The task: Rewrite all the records below, changing every "table-row" to "grid-row" and leaving everything else as it is.

Page element annotations:

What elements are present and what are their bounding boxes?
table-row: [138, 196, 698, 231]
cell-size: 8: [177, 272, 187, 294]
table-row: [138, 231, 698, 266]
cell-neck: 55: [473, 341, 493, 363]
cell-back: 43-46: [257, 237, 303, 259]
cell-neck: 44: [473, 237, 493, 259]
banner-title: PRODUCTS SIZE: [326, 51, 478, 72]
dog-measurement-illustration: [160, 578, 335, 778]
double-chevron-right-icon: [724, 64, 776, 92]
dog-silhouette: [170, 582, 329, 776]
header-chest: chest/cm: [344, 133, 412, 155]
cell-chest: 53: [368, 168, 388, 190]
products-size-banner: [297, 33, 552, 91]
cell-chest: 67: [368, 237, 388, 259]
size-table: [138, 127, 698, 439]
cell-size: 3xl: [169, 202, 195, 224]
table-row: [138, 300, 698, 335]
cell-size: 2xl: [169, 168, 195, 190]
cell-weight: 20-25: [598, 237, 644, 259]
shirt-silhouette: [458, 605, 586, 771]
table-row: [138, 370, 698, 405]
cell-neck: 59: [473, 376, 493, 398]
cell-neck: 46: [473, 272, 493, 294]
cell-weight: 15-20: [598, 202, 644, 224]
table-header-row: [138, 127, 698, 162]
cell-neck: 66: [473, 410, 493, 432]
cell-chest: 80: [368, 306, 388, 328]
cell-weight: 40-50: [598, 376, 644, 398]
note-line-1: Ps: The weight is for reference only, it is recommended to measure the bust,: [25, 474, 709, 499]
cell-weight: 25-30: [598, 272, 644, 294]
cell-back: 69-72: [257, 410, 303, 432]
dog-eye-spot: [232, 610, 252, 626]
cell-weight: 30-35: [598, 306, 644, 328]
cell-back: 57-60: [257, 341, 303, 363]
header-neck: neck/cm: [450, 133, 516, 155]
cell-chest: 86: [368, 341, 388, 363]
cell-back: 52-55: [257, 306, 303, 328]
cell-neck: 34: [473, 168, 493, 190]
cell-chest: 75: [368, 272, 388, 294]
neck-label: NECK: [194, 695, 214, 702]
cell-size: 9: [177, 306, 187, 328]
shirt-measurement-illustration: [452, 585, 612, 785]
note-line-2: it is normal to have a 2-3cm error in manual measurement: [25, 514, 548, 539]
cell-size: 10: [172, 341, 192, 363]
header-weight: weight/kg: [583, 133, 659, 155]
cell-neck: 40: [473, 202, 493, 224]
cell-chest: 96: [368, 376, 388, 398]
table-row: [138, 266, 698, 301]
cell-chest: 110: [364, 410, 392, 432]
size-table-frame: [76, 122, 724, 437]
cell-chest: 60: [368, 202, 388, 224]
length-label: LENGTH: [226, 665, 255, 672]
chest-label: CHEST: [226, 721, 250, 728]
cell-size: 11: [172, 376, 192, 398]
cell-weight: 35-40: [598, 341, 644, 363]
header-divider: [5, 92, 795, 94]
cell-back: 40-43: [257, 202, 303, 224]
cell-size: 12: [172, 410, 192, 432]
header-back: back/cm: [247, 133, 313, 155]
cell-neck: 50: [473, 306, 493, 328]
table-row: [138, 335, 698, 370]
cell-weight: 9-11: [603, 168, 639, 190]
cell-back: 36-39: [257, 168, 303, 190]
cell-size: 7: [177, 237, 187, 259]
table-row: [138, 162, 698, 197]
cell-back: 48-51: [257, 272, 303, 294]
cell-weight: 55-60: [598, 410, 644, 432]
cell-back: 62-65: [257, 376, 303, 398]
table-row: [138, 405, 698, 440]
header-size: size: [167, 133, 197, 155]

Complete response:
What elements are present and what are their bounding boxes?
grid-row: [138, 196, 698, 231]
cell-size: 8: [177, 272, 187, 294]
grid-row: [138, 231, 698, 266]
cell-neck: 55: [473, 341, 493, 363]
cell-back: 43-46: [257, 237, 303, 259]
cell-neck: 44: [473, 237, 493, 259]
banner-title: PRODUCTS SIZE: [326, 51, 478, 72]
dog-measurement-illustration: [160, 578, 335, 778]
double-chevron-right-icon: [724, 64, 776, 92]
dog-silhouette: [170, 582, 329, 776]
header-chest: chest/cm: [344, 133, 412, 155]
cell-chest: 53: [368, 168, 388, 190]
products-size-banner: [297, 33, 552, 91]
cell-chest: 67: [368, 237, 388, 259]
size-table: [138, 127, 698, 439]
cell-size: 3xl: [169, 202, 195, 224]
grid-row: [138, 300, 698, 335]
cell-size: 2xl: [169, 168, 195, 190]
cell-weight: 20-25: [598, 237, 644, 259]
shirt-silhouette: [458, 605, 586, 771]
grid-row: [138, 370, 698, 405]
cell-neck: 59: [473, 376, 493, 398]
cell-neck: 46: [473, 272, 493, 294]
cell-weight: 15-20: [598, 202, 644, 224]
table-header-row: [138, 127, 698, 162]
cell-neck: 66: [473, 410, 493, 432]
cell-chest: 80: [368, 306, 388, 328]
cell-weight: 40-50: [598, 376, 644, 398]
note-line-1: Ps: The weight is for reference only, it is recommended to measure the bust,: [25, 474, 709, 499]
cell-weight: 25-30: [598, 272, 644, 294]
cell-back: 69-72: [257, 410, 303, 432]
dog-eye-spot: [232, 610, 252, 626]
cell-weight: 30-35: [598, 306, 644, 328]
cell-back: 57-60: [257, 341, 303, 363]
header-neck: neck/cm: [450, 133, 516, 155]
cell-chest: 86: [368, 341, 388, 363]
cell-back: 52-55: [257, 306, 303, 328]
cell-neck: 34: [473, 168, 493, 190]
cell-chest: 75: [368, 272, 388, 294]
neck-label: NECK: [194, 695, 214, 702]
cell-size: 9: [177, 306, 187, 328]
shirt-measurement-illustration: [452, 585, 612, 785]
note-line-2: it is normal to have a 2-3cm error in manual measurement: [25, 514, 548, 539]
cell-size: 10: [172, 341, 192, 363]
header-weight: weight/kg: [583, 133, 659, 155]
cell-neck: 40: [473, 202, 493, 224]
cell-chest: 96: [368, 376, 388, 398]
grid-row: [138, 266, 698, 301]
cell-chest: 110: [364, 410, 392, 432]
size-table-frame: [76, 122, 724, 437]
cell-chest: 60: [368, 202, 388, 224]
length-label: LENGTH: [226, 665, 255, 672]
chest-label: CHEST: [226, 721, 250, 728]
cell-size: 11: [172, 376, 192, 398]
cell-weight: 35-40: [598, 341, 644, 363]
header-divider: [5, 92, 795, 94]
cell-back: 40-43: [257, 202, 303, 224]
cell-size: 12: [172, 410, 192, 432]
header-back: back/cm: [247, 133, 313, 155]
cell-neck: 50: [473, 306, 493, 328]
grid-row: [138, 335, 698, 370]
cell-weight: 9-11: [603, 168, 639, 190]
cell-back: 36-39: [257, 168, 303, 190]
cell-size: 7: [177, 237, 187, 259]
grid-row: [138, 162, 698, 197]
cell-back: 48-51: [257, 272, 303, 294]
cell-weight: 55-60: [598, 410, 644, 432]
cell-back: 62-65: [257, 376, 303, 398]
grid-row: [138, 405, 698, 440]
header-size: size: [167, 133, 197, 155]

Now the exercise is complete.